* _PROBLEM DESCRIPTION_
Please copy the listing below word for word, from its first line through the line containing "gif-icon[interactable]: GIF bbox=[111, 556, 133, 578]".

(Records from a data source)
• • • •
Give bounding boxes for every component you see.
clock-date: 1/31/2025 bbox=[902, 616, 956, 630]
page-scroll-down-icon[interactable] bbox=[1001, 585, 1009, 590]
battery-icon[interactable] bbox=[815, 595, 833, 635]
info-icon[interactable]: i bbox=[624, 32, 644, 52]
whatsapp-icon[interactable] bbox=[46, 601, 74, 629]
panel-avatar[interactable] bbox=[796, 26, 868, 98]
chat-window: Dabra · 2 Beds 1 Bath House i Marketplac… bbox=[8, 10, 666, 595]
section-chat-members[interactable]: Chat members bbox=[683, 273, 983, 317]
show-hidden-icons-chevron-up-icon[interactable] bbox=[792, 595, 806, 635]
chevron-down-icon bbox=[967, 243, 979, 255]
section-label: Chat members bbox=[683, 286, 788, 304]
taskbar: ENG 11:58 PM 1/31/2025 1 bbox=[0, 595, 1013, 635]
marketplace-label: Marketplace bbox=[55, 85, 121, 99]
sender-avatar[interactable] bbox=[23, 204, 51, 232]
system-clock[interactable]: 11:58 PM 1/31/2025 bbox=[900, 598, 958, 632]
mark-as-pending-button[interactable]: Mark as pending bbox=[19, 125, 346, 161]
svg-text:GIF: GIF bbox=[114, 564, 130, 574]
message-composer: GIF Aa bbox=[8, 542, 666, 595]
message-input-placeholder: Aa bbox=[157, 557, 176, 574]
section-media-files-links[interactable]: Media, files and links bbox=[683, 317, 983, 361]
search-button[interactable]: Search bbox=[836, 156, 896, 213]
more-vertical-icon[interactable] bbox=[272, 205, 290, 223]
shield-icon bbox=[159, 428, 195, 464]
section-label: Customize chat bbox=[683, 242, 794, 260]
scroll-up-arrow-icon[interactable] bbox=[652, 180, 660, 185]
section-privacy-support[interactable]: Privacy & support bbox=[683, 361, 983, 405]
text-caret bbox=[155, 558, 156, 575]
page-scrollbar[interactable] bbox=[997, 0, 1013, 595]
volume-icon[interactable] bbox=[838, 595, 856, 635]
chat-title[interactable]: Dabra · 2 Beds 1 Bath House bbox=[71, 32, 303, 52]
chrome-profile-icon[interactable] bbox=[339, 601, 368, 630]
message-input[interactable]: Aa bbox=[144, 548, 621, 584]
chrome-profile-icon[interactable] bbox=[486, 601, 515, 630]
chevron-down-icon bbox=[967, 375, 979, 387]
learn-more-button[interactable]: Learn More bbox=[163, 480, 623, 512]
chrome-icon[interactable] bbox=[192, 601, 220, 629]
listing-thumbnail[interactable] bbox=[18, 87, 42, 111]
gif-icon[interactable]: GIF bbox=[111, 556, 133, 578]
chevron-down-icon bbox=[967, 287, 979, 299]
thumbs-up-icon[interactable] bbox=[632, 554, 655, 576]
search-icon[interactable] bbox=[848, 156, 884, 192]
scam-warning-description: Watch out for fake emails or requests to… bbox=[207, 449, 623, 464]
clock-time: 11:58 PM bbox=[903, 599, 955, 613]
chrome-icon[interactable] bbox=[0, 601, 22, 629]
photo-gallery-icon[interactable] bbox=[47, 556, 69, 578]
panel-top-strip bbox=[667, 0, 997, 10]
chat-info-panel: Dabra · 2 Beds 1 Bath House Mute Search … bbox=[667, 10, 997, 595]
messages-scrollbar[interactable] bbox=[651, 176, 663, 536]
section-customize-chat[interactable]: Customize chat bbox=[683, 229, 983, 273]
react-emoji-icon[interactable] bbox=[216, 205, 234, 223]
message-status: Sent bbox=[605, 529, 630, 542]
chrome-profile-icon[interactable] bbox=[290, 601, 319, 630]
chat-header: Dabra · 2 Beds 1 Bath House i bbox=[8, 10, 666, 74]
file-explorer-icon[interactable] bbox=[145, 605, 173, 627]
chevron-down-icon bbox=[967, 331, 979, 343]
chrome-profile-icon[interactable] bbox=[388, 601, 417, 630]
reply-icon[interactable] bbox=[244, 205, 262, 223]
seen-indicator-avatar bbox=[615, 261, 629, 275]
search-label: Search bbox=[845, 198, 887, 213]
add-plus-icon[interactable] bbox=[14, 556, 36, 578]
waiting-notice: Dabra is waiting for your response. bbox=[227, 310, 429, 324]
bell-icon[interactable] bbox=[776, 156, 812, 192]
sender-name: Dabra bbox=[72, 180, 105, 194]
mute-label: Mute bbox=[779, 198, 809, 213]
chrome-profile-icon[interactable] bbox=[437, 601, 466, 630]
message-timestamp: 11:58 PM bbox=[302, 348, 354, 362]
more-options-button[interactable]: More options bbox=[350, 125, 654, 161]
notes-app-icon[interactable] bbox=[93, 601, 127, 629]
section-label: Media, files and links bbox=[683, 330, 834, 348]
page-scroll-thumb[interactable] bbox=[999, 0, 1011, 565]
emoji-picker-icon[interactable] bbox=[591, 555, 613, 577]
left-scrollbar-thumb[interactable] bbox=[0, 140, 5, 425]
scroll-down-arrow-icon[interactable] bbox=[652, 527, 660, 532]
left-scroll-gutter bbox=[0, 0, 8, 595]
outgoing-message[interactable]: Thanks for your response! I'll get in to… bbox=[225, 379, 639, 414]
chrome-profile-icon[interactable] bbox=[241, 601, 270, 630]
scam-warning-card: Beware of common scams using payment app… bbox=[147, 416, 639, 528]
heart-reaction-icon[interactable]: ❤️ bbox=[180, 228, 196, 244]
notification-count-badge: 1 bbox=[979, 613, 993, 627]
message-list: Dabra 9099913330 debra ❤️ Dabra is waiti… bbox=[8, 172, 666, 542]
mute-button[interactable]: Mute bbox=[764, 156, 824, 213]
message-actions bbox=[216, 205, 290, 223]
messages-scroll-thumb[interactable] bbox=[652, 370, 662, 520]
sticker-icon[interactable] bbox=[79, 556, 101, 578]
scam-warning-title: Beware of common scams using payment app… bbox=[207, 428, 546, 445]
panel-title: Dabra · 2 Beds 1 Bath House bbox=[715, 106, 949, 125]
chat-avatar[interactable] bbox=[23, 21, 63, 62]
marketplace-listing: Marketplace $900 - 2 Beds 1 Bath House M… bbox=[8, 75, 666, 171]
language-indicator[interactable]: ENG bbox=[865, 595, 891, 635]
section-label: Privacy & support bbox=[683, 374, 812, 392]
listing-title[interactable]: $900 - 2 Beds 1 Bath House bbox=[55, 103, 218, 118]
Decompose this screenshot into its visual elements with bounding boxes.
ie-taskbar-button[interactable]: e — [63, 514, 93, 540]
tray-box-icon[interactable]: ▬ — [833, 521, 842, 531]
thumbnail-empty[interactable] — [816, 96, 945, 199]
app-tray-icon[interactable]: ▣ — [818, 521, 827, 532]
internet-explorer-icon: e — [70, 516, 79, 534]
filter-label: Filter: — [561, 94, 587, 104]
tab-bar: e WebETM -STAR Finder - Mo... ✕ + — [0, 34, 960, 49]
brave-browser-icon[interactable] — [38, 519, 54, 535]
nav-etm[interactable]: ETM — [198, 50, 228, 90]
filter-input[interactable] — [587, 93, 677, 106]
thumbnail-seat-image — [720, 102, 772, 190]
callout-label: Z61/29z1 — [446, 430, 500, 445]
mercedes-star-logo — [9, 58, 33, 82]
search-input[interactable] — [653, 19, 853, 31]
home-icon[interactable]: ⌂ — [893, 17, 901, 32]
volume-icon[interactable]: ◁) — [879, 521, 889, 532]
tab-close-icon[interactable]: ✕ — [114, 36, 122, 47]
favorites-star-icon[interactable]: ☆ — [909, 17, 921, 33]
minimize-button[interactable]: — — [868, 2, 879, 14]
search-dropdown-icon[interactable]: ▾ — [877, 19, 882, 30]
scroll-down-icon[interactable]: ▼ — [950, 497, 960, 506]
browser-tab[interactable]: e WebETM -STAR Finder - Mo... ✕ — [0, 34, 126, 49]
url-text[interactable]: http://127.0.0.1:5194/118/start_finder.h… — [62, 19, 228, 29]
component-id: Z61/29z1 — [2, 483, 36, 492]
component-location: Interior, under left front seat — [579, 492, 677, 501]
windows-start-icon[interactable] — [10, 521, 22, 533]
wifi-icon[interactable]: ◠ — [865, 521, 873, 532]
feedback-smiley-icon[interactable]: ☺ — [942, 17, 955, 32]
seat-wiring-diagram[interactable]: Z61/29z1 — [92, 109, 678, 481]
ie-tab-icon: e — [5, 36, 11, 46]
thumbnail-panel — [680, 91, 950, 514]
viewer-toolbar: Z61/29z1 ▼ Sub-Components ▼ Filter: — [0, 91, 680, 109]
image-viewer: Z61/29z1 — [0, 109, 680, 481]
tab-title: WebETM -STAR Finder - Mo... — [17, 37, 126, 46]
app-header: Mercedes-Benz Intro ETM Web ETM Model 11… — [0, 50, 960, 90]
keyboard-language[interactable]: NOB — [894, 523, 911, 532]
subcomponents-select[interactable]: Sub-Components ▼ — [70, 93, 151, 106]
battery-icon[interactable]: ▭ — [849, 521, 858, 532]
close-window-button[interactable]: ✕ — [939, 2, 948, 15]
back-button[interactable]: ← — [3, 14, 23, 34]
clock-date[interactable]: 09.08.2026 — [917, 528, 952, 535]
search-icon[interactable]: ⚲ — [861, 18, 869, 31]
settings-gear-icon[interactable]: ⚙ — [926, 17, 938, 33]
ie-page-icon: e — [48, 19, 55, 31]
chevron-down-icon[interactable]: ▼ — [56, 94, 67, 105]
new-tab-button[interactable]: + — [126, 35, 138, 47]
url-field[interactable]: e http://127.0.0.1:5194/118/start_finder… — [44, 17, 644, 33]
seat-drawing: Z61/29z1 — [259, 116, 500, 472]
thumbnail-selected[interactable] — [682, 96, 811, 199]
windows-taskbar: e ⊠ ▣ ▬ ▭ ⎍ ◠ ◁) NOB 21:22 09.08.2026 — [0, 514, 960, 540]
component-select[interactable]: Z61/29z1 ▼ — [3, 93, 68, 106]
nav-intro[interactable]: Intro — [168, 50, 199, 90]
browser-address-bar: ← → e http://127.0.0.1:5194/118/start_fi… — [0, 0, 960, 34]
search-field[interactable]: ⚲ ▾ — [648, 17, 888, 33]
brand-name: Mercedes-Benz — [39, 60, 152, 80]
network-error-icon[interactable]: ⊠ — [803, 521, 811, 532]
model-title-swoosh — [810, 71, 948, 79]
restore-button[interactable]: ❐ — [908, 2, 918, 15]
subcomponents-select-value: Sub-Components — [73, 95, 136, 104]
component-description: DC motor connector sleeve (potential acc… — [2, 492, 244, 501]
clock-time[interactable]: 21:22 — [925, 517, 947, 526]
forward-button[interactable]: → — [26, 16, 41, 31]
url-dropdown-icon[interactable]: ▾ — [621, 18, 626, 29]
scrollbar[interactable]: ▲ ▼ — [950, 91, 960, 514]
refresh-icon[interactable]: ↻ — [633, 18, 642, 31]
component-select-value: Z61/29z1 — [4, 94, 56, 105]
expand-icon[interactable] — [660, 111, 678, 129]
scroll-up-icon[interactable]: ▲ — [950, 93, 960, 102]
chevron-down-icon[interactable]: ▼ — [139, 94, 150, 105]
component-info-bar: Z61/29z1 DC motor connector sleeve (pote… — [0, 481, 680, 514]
• • • •
* _WRITTEN SOLUTION_
Give bounding boxes for every component you see.
clock-date: 1/31/2025 bbox=[902, 616, 956, 630]
page-scroll-down-icon[interactable] bbox=[1001, 585, 1009, 590]
battery-icon[interactable] bbox=[815, 595, 833, 635]
info-icon[interactable]: i bbox=[624, 32, 644, 52]
whatsapp-icon[interactable] bbox=[46, 601, 74, 629]
panel-avatar[interactable] bbox=[796, 26, 868, 98]
chat-window: Dabra · 2 Beds 1 Bath House i Marketplac… bbox=[8, 10, 666, 595]
section-chat-members[interactable]: Chat members bbox=[683, 273, 983, 317]
show-hidden-icons-chevron-up-icon[interactable] bbox=[792, 595, 806, 635]
chevron-down-icon bbox=[967, 243, 979, 255]
section-label: Chat members bbox=[683, 286, 788, 304]
taskbar: ENG 11:58 PM 1/31/2025 1 bbox=[0, 595, 1013, 635]
marketplace-label: Marketplace bbox=[55, 85, 121, 99]
sender-avatar[interactable] bbox=[23, 204, 51, 232]
system-clock[interactable]: 11:58 PM 1/31/2025 bbox=[900, 598, 958, 632]
mark-as-pending-button[interactable]: Mark as pending bbox=[19, 125, 346, 161]
svg-text:GIF: GIF bbox=[114, 564, 130, 574]
message-composer: GIF Aa bbox=[8, 542, 666, 595]
message-input-placeholder: Aa bbox=[157, 557, 176, 574]
section-media-files-links[interactable]: Media, files and links bbox=[683, 317, 983, 361]
search-button[interactable]: Search bbox=[836, 156, 896, 213]
more-vertical-icon[interactable] bbox=[272, 205, 290, 223]
shield-icon bbox=[159, 428, 195, 464]
section-label: Customize chat bbox=[683, 242, 794, 260]
scroll-up-arrow-icon[interactable] bbox=[652, 180, 660, 185]
section-privacy-support[interactable]: Privacy & support bbox=[683, 361, 983, 405]
text-caret bbox=[155, 558, 156, 575]
page-scrollbar[interactable] bbox=[997, 0, 1013, 595]
volume-icon[interactable] bbox=[838, 595, 856, 635]
chat-title[interactable]: Dabra · 2 Beds 1 Bath House bbox=[71, 32, 303, 52]
chrome-profile-icon[interactable] bbox=[339, 601, 368, 630]
message-input[interactable]: Aa bbox=[144, 548, 621, 584]
chrome-profile-icon[interactable] bbox=[486, 601, 515, 630]
chevron-down-icon bbox=[967, 375, 979, 387]
learn-more-button[interactable]: Learn More bbox=[163, 480, 623, 512]
chrome-icon[interactable] bbox=[192, 601, 220, 629]
listing-thumbnail[interactable] bbox=[18, 87, 42, 111]
gif-icon[interactable]: GIF bbox=[111, 556, 133, 578]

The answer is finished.